##### Supplied data #####

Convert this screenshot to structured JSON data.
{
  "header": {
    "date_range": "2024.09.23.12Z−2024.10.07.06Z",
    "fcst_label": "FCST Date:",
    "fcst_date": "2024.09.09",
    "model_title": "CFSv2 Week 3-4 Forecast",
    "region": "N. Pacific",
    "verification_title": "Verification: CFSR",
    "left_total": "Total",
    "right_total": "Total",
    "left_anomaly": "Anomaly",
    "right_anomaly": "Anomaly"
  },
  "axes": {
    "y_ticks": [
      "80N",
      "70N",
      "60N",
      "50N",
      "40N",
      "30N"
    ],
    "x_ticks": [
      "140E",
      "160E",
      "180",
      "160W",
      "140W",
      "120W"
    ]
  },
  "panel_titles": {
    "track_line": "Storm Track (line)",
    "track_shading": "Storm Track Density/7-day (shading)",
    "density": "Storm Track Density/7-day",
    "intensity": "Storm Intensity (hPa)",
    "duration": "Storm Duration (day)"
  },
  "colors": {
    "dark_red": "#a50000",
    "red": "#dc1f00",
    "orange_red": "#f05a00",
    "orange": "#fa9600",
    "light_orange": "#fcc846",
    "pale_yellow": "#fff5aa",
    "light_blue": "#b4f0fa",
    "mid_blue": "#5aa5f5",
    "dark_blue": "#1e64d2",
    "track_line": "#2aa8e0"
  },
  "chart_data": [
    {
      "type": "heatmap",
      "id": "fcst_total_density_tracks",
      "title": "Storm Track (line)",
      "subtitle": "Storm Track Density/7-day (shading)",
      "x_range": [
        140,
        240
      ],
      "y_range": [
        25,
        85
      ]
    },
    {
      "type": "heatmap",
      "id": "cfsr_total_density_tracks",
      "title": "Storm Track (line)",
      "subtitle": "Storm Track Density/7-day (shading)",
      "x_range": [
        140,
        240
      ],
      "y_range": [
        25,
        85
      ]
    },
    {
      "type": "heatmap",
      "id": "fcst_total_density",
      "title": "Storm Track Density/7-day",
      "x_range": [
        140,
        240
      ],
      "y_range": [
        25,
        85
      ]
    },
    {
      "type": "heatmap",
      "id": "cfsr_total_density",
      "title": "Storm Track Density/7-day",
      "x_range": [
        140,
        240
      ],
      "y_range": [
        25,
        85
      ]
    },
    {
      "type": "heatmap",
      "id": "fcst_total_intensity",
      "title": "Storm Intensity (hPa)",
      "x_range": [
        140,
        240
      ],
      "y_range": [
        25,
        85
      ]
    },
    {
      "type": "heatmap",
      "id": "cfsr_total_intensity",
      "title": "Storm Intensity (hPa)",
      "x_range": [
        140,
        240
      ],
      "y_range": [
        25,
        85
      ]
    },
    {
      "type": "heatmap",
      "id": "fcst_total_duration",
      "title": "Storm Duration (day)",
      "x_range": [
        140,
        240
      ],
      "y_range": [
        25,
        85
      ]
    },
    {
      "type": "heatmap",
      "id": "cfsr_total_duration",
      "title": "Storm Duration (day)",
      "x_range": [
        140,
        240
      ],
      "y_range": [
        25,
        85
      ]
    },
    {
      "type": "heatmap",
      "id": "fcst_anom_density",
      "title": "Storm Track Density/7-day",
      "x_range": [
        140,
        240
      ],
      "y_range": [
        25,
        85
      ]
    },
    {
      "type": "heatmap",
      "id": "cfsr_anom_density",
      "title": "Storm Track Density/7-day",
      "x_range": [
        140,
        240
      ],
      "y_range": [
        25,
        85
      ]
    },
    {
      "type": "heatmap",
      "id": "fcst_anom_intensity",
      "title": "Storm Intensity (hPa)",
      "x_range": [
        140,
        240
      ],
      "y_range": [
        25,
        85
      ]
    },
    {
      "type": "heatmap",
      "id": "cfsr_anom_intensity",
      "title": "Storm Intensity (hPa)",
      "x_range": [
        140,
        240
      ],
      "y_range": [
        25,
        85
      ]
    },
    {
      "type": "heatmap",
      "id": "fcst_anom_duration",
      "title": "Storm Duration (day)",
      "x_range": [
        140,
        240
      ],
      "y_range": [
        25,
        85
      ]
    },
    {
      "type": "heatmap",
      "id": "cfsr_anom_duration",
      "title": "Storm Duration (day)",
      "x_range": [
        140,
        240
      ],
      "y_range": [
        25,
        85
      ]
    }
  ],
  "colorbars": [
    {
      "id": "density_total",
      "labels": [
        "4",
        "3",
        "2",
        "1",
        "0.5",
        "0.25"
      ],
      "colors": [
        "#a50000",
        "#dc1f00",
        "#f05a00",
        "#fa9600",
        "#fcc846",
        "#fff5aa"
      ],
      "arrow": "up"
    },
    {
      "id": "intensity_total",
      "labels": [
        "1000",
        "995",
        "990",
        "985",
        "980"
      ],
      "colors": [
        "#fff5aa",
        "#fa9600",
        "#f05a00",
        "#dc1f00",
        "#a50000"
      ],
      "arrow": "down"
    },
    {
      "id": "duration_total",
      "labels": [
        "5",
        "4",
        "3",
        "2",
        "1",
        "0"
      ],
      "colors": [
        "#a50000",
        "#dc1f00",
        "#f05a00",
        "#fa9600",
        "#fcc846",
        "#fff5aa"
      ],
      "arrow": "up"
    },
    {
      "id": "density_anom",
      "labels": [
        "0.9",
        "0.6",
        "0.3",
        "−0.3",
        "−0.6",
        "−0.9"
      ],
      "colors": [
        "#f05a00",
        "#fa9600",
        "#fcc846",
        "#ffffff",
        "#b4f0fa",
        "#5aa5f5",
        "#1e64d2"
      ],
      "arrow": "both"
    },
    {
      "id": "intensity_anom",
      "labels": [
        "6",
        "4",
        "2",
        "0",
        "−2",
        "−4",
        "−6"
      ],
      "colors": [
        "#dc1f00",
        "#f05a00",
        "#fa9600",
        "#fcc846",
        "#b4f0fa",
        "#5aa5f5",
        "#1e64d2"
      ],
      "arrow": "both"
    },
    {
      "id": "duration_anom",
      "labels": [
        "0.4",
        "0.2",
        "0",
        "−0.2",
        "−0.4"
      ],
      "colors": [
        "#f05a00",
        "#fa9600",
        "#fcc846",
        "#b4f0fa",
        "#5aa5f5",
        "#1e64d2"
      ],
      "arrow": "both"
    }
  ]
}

#####

◆ **Requirement**:
Write every line of the material above again, exactly.

◆ **Reply to the task**:
Convert this screenshot to structured JSON data.
{
  "header": {
    "date_range": "2024.09.23.12Z−2024.10.07.06Z",
    "fcst_label": "FCST Date:",
    "fcst_date": "2024.09.09",
    "model_title": "CFSv2 Week 3-4 Forecast",
    "region": "N. Pacific",
    "verification_title": "Verification: CFSR",
    "left_total": "Total",
    "right_total": "Total",
    "left_anomaly": "Anomaly",
    "right_anomaly": "Anomaly"
  },
  "axes": {
    "y_ticks": [
      "80N",
      "70N",
      "60N",
      "50N",
      "40N",
      "30N"
    ],
    "x_ticks": [
      "140E",
      "160E",
      "180",
      "160W",
      "140W",
      "120W"
    ]
  },
  "panel_titles": {
    "track_line": "Storm Track (line)",
    "track_shading": "Storm Track Density/7-day (shading)",
    "density": "Storm Track Density/7-day",
    "intensity": "Storm Intensity (hPa)",
    "duration": "Storm Duration (day)"
  },
  "colors": {
    "dark_red": "#a50000",
    "red": "#dc1f00",
    "orange_red": "#f05a00",
    "orange": "#fa9600",
    "light_orange": "#fcc846",
    "pale_yellow": "#fff5aa",
    "light_blue": "#b4f0fa",
    "mid_blue": "#5aa5f5",
    "dark_blue": "#1e64d2",
    "track_line": "#2aa8e0"
  },
  "chart_data": [
    {
      "type": "heatmap",
      "id": "fcst_total_density_tracks",
      "title": "Storm Track (line)",
      "subtitle": "Storm Track Density/7-day (shading)",
      "x_range": [
        140,
        240
      ],
      "y_range": [
        25,
        85
      ]
    },
    {
      "type": "heatmap",
      "id": "cfsr_total_density_tracks",
      "title": "Storm Track (line)",
      "subtitle": "Storm Track Density/7-day (shading)",
      "x_range": [
        140,
        240
      ],
      "y_range": [
        25,
        85
      ]
    },
    {
      "type": "heatmap",
      "id": "fcst_total_density",
      "title": "Storm Track Density/7-day",
      "x_range": [
        140,
        240
      ],
      "y_range": [
        25,
        85
      ]
    },
    {
      "type": "heatmap",
      "id": "cfsr_total_density",
      "title": "Storm Track Density/7-day",
      "x_range": [
        140,
        240
      ],
      "y_range": [
        25,
        85
      ]
    },
    {
      "type": "heatmap",
      "id": "fcst_total_intensity",
      "title": "Storm Intensity (hPa)",
      "x_range": [
        140,
        240
      ],
      "y_range": [
        25,
        85
      ]
    },
    {
      "type": "heatmap",
      "id": "cfsr_total_intensity",
      "title": "Storm Intensity (hPa)",
      "x_range": [
        140,
        240
      ],
      "y_range": [
        25,
        85
      ]
    },
    {
      "type": "heatmap",
      "id": "fcst_total_duration",
      "title": "Storm Duration (day)",
      "x_range": [
        140,
        240
      ],
      "y_range": [
        25,
        85
      ]
    },
    {
      "type": "heatmap",
      "id": "cfsr_total_duration",
      "title": "Storm Duration (day)",
      "x_range": [
        140,
        240
      ],
      "y_range": [
        25,
        85
      ]
    },
    {
      "type": "heatmap",
      "id": "fcst_anom_density",
      "title": "Storm Track Density/7-day",
      "x_range": [
        140,
        240
      ],
      "y_range": [
        25,
        85
      ]
    },
    {
      "type": "heatmap",
      "id": "cfsr_anom_density",
      "title": "Storm Track Density/7-day",
      "x_range": [
        140,
        240
      ],
      "y_range": [
        25,
        85
      ]
    },
    {
      "type": "heatmap",
      "id": "fcst_anom_intensity",
      "title": "Storm Intensity (hPa)",
      "x_range": [
        140,
        240
      ],
      "y_range": [
        25,
        85
      ]
    },
    {
      "type": "heatmap",
      "id": "cfsr_anom_intensity",
      "title": "Storm Intensity (hPa)",
      "x_range": [
        140,
        240
      ],
      "y_range": [
        25,
        85
      ]
    },
    {
      "type": "heatmap",
      "id": "fcst_anom_duration",
      "title": "Storm Duration (day)",
      "x_range": [
        140,
        240
      ],
      "y_range": [
        25,
        85
      ]
    },
    {
      "type": "heatmap",
      "id": "cfsr_anom_duration",
      "title": "Storm Duration (day)",
      "x_range": [
        140,
        240
      ],
      "y_range": [
        25,
        85
      ]
    }
  ],
  "colorbars": [
    {
      "id": "density_total",
      "labels": [
        "4",
        "3",
        "2",
        "1",
        "0.5",
        "0.25"
      ],
      "colors": [
        "#a50000",
        "#dc1f00",
        "#f05a00",
        "#fa9600",
        "#fcc846",
        "#fff5aa"
      ],
      "arrow": "up"
    },
    {
      "id": "intensity_total",
      "labels": [
        "1000",
        "995",
        "990",
        "985",
        "980"
      ],
      "colors": [
        "#fff5aa",
        "#fa9600",
        "#f05a00",
        "#dc1f00",
        "#a50000"
      ],
      "arrow": "down"
    },
    {
      "id": "duration_total",
      "labels": [
        "5",
        "4",
        "3",
        "2",
        "1",
        "0"
      ],
      "colors": [
        "#a50000",
        "#dc1f00",
        "#f05a00",
        "#fa9600",
        "#fcc846",
        "#fff5aa"
      ],
      "arrow": "up"
    },
    {
      "id": "density_anom",
      "labels": [
        "0.9",
        "0.6",
        "0.3",
        "−0.3",
        "−0.6",
        "−0.9"
      ],
      "colors": [
        "#f05a00",
        "#fa9600",
        "#fcc846",
        "#ffffff",
        "#b4f0fa",
        "#5aa5f5",
        "#1e64d2"
      ],
      "arrow": "both"
    },
    {
      "id": "intensity_anom",
      "labels": [
        "6",
        "4",
        "2",
        "0",
        "−2",
        "−4",
        "−6"
      ],
      "colors": [
        "#dc1f00",
        "#f05a00",
        "#fa9600",
        "#fcc846",
        "#b4f0fa",
        "#5aa5f5",
        "#1e64d2"
      ],
      "arrow": "both"
    },
    {
      "id": "duration_anom",
      "labels": [
        "0.4",
        "0.2",
        "0",
        "−0.2",
        "−0.4"
      ],
      "colors": [
        "#f05a00",
        "#fa9600",
        "#fcc846",
        "#b4f0fa",
        "#5aa5f5",
        "#1e64d2"
      ],
      "arrow": "both"
    }
  ]
}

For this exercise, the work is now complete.